═══ Data ═══

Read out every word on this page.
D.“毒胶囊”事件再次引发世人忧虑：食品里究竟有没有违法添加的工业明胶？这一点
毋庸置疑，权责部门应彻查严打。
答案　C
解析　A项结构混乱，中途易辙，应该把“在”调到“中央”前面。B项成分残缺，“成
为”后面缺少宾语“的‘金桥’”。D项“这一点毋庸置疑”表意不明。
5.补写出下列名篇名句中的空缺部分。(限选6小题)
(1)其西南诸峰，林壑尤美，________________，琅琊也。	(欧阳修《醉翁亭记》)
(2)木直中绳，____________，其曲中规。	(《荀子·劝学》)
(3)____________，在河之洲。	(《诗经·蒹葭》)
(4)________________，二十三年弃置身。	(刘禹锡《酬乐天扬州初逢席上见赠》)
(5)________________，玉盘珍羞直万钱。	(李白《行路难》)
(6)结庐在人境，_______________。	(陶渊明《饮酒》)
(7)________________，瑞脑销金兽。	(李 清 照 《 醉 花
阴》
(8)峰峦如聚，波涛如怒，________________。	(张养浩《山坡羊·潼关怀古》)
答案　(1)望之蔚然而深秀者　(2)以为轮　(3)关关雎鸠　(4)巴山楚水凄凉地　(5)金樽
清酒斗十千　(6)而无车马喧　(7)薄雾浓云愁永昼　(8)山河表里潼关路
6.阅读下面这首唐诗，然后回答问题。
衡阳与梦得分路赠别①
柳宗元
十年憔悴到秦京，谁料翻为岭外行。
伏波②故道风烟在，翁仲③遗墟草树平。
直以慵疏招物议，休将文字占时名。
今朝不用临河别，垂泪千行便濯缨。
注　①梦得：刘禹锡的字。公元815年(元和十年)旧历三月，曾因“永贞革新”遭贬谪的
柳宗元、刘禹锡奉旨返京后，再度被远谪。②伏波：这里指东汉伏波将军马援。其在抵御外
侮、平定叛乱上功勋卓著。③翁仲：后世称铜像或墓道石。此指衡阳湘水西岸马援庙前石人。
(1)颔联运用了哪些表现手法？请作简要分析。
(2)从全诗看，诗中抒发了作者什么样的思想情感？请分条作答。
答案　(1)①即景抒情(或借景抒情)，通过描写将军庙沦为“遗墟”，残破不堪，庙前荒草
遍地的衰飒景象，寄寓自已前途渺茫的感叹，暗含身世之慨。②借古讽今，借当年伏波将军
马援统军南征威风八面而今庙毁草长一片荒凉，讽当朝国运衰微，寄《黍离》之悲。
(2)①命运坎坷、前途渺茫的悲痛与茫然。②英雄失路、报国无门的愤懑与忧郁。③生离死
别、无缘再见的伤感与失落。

═══

→ The request:
Extract the full listing above without alteration.

→ Response to the task:
Read out every word on this page.
D.“毒胶囊”事件再次引发世人忧虑：食品里究竟有没有违法添加的工业明胶？这一点
毋庸置疑，权责部门应彻查严打。
答案　C
解析　A项结构混乱，中途易辙，应该把“在”调到“中央”前面。B项成分残缺，“成
为”后面缺少宾语“的‘金桥’”。D项“这一点毋庸置疑”表意不明。
5.补写出下列名篇名句中的空缺部分。(限选6小题)
(1)其西南诸峰，林壑尤美，________________，琅琊也。	(欧阳修《醉翁亭记》)
(2)木直中绳，____________，其曲中规。	(《荀子·劝学》)
(3)____________，在河之洲。	(《诗经·蒹葭》)
(4)________________，二十三年弃置身。	(刘禹锡《酬乐天扬州初逢席上见赠》)
(5)________________，玉盘珍羞直万钱。	(李白《行路难》)
(6)结庐在人境，_______________。	(陶渊明《饮酒》)
(7)________________，瑞脑销金兽。	(李 清 照 《 醉 花
阴》
(8)峰峦如聚，波涛如怒，________________。	(张养浩《山坡羊·潼关怀古》)
答案　(1)望之蔚然而深秀者　(2)以为轮　(3)关关雎鸠　(4)巴山楚水凄凉地　(5)金樽
清酒斗十千　(6)而无车马喧　(7)薄雾浓云愁永昼　(8)山河表里潼关路
6.阅读下面这首唐诗，然后回答问题。
衡阳与梦得分路赠别①
柳宗元
十年憔悴到秦京，谁料翻为岭外行。
伏波②故道风烟在，翁仲③遗墟草树平。
直以慵疏招物议，休将文字占时名。
今朝不用临河别，垂泪千行便濯缨。
注　①梦得：刘禹锡的字。公元815年(元和十年)旧历三月，曾因“永贞革新”遭贬谪的
柳宗元、刘禹锡奉旨返京后，再度被远谪。②伏波：这里指东汉伏波将军马援。其在抵御外
侮、平定叛乱上功勋卓著。③翁仲：后世称铜像或墓道石。此指衡阳湘水西岸马援庙前石人。
(1)颔联运用了哪些表现手法？请作简要分析。
(2)从全诗看，诗中抒发了作者什么样的思想情感？请分条作答。
答案　(1)①即景抒情(或借景抒情)，通过描写将军庙沦为“遗墟”，残破不堪，庙前荒草
遍地的衰飒景象，寄寓自已前途渺茫的感叹，暗含身世之慨。②借古讽今，借当年伏波将军
马援统军南征威风八面而今庙毁草长一片荒凉，讽当朝国运衰微，寄《黍离》之悲。
(2)①命运坎坷、前途渺茫的悲痛与茫然。②英雄失路、报国无门的愤懑与忧郁。③生离死
别、无缘再见的伤感与失落。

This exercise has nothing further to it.